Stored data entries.
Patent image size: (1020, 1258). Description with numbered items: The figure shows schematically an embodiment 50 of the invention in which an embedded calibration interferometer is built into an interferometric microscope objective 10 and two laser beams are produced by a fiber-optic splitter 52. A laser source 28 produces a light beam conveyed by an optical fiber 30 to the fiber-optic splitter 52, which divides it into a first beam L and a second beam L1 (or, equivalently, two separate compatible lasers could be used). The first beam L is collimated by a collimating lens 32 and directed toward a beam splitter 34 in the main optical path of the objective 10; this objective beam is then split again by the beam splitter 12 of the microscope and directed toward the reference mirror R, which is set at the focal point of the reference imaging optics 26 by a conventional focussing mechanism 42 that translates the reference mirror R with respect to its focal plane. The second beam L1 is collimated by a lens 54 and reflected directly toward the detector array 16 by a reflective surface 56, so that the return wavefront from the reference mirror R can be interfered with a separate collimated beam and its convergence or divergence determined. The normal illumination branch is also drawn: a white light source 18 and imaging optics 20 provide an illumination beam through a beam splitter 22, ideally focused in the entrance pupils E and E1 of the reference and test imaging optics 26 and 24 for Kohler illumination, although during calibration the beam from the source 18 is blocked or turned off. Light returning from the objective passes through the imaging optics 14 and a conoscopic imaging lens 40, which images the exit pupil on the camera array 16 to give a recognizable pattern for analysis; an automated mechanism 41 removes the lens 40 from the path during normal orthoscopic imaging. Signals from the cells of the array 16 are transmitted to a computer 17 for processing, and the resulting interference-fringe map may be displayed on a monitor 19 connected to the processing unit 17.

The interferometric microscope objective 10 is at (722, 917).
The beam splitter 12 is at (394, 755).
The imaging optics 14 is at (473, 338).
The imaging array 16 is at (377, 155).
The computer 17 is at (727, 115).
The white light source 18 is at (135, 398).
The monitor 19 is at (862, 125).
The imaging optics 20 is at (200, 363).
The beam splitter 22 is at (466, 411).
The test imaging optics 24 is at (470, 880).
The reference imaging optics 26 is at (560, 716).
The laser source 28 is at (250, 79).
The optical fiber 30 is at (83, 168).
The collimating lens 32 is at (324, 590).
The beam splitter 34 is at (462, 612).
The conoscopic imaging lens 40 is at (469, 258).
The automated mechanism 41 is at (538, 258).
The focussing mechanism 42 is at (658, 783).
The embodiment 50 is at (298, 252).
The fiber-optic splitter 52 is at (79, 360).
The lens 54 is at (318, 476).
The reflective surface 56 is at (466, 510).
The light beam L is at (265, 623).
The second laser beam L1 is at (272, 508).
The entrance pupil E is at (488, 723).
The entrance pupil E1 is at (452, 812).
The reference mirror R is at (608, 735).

REQUIRED ACTION. In full and unchanged, repeat the data above.

EXPECTED OUTPUT.
Patent image size: (1020, 1258). Description with numbered items: The figure shows schematically an embodiment 50 of the invention in which an embedded calibration interferometer is built into an interferometric microscope objective 10 and two laser beams are produced by a fiber-optic splitter 52. A laser source 28 produces a light beam conveyed by an optical fiber 30 to the fiber-optic splitter 52, which divides it into a first beam L and a second beam L1 (or, equivalently, two separate compatible lasers could be used). The first beam L is collimated by a collimating lens 32 and directed toward a beam splitter 34 in the main optical path of the objective 10; this objective beam is then split again by the beam splitter 12 of the microscope and directed toward the reference mirror R, which is set at the focal point of the reference imaging optics 26 by a conventional focussing mechanism 42 that translates the reference mirror R with respect to its focal plane. The second beam L1 is collimated by a lens 54 and reflected directly toward the detector array 16 by a reflective surface 56, so that the return wavefront from the reference mirror R can be interfered with a separate collimated beam and its convergence or divergence determined. The normal illumination branch is also drawn: a white light source 18 and imaging optics 20 provide an illumination beam through a beam splitter 22, ideally focused in the entrance pupils E and E1 of the reference and test imaging optics 26 and 24 for Kohler illumination, although during calibration the beam from the source 18 is blocked or turned off. Light returning from the objective passes through the imaging optics 14 and a conoscopic imaging lens 40, which images the exit pupil on the camera array 16 to give a recognizable pattern for analysis; an automated mechanism 41 removes the lens 40 from the path during normal orthoscopic imaging. Signals from the cells of the array 16 are transmitted to a computer 17 for processing, and the resulting interference-fringe map may be displayed on a monitor 19 connected to the processing unit 17.

The interferometric microscope objective 10 is at (722, 917).
The beam splitter 12 is at (394, 755).
The imaging optics 14 is at (473, 338).
The imaging array 16 is at (377, 155).
The computer 17 is at (727, 115).
The white light source 18 is at (135, 398).
The monitor 19 is at (862, 125).
The imaging optics 20 is at (200, 363).
The beam splitter 22 is at (466, 411).
The test imaging optics 24 is at (470, 880).
The reference imaging optics 26 is at (560, 716).
The laser source 28 is at (250, 79).
The optical fiber 30 is at (83, 168).
The collimating lens 32 is at (324, 590).
The beam splitter 34 is at (462, 612).
The conoscopic imaging lens 40 is at (469, 258).
The automated mechanism 41 is at (538, 258).
The focussing mechanism 42 is at (658, 783).
The embodiment 50 is at (298, 252).
The fiber-optic splitter 52 is at (79, 360).
The lens 54 is at (318, 476).
The reflective surface 56 is at (466, 510).
The light beam L is at (265, 623).
The second laser beam L1 is at (272, 508).
The entrance pupil E is at (488, 723).
The entrance pupil E1 is at (452, 812).
The reference mirror R is at (608, 735).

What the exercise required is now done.